Check each line of the listing for the string "Gott", count the lines that have it, and answer with that number only.

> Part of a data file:
● ● ●

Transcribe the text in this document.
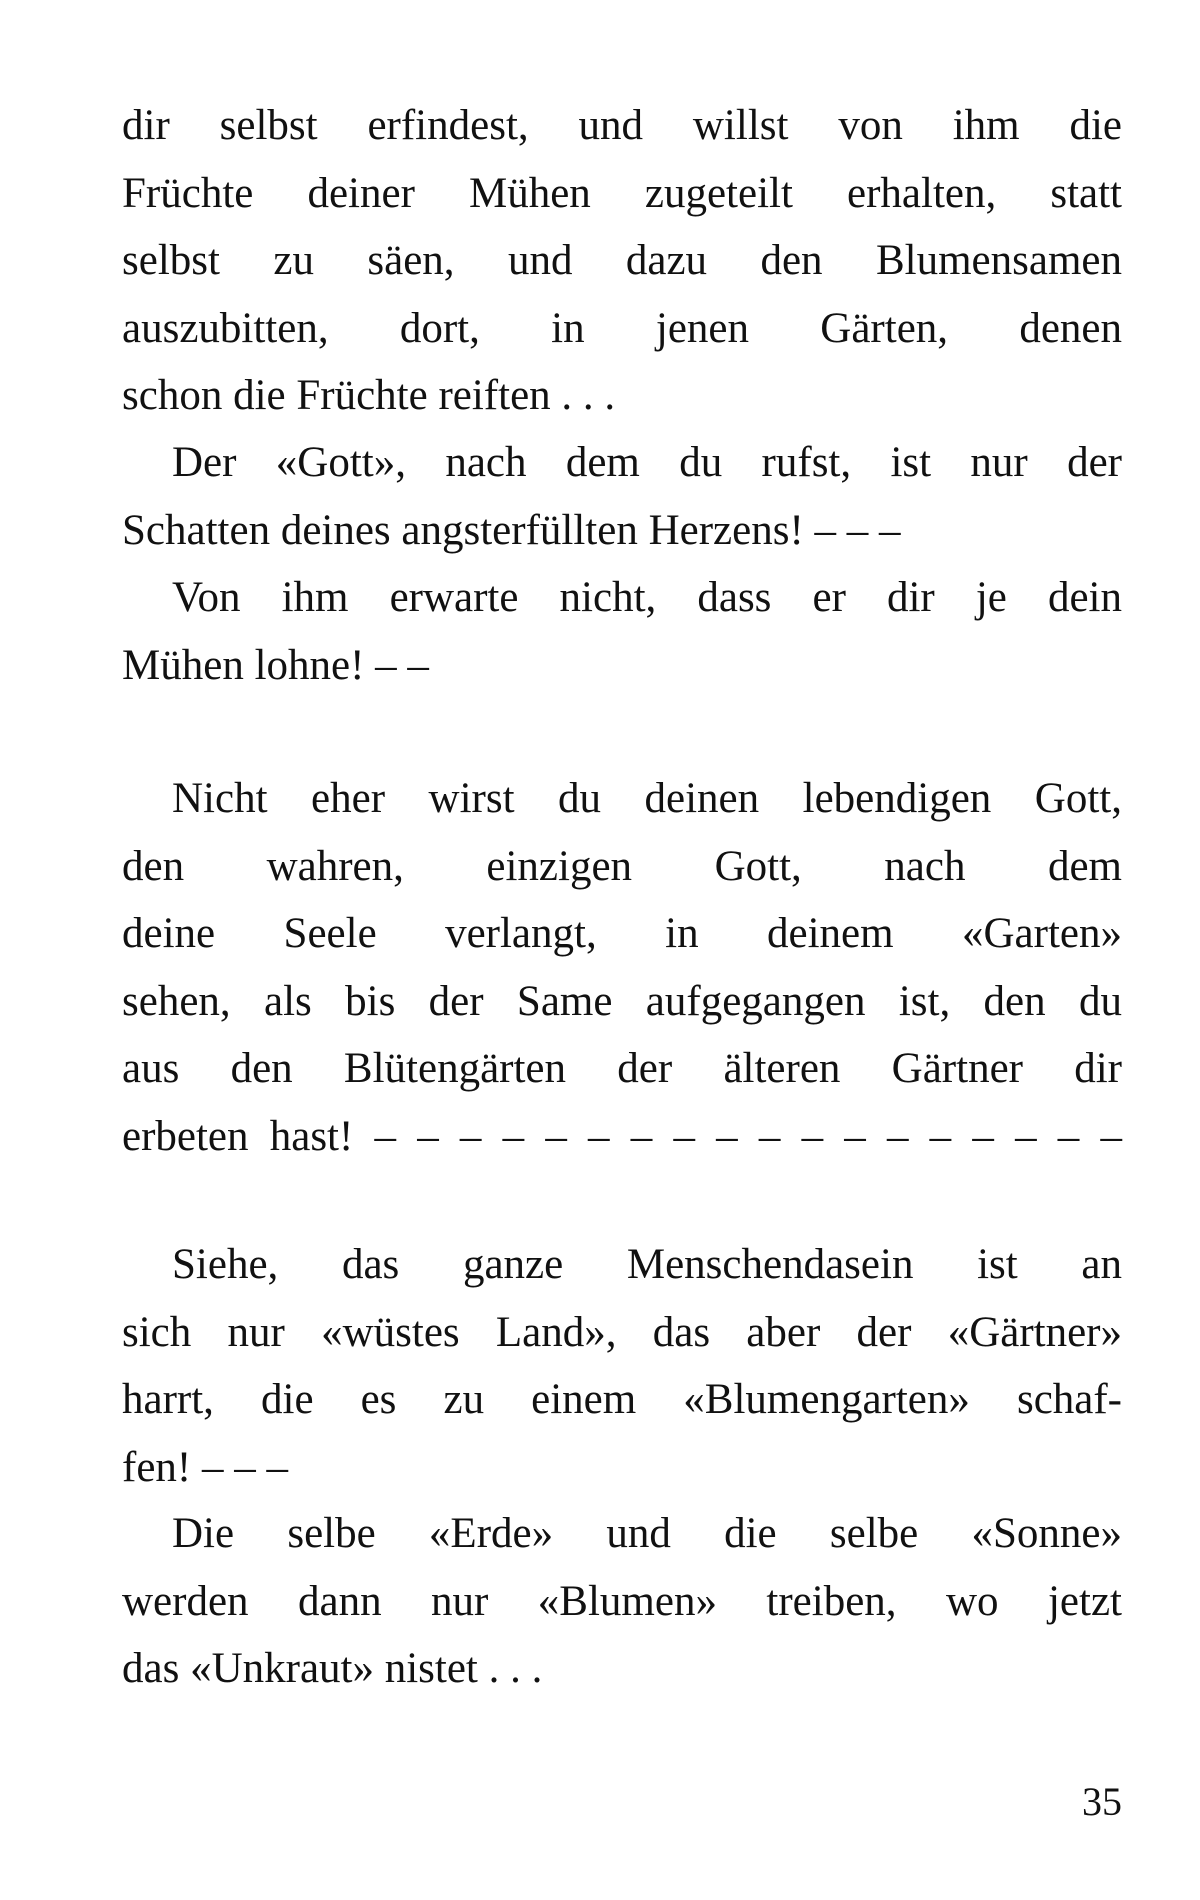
dir selbst erfindest, und willst von ihm die
Früchte deiner Mühen zugeteilt erhalten, statt
selbst zu säen, und dazu den Blumensamen
auszubitten, dort, in jenen Gärten, denen
schon die Früchte reiften . . .
Der «Gott», nach dem du rufst, ist nur der
Schatten deines angsterfüllten Herzens! – – –
Von ihm erwarte nicht, dass er dir je dein
Mühen lohne! – –
Nicht eher wirst du deinen lebendigen Gott,
den wahren, einzigen Gott, nach dem
deine Seele verlangt, in deinem «Garten»
sehen, als bis der Same aufgegangen ist, den du
aus den Blütengärten der älteren Gärtner dir
erbeten hast! – – – – – – – – – – – – – – – – – –
Siehe, das ganze Menschendasein ist an
sich nur «wüstes Land», das aber der «Gärtner»
harrt, die es zu einem «Blumengarten» schaf-
fen! – – –
Die selbe «Erde» und die selbe «Sonne»
werden dann nur «Blumen» treiben, wo jetzt
das «Unkraut» nistet . . .
35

● ● ●

> COMPLETE OUTPUT:
3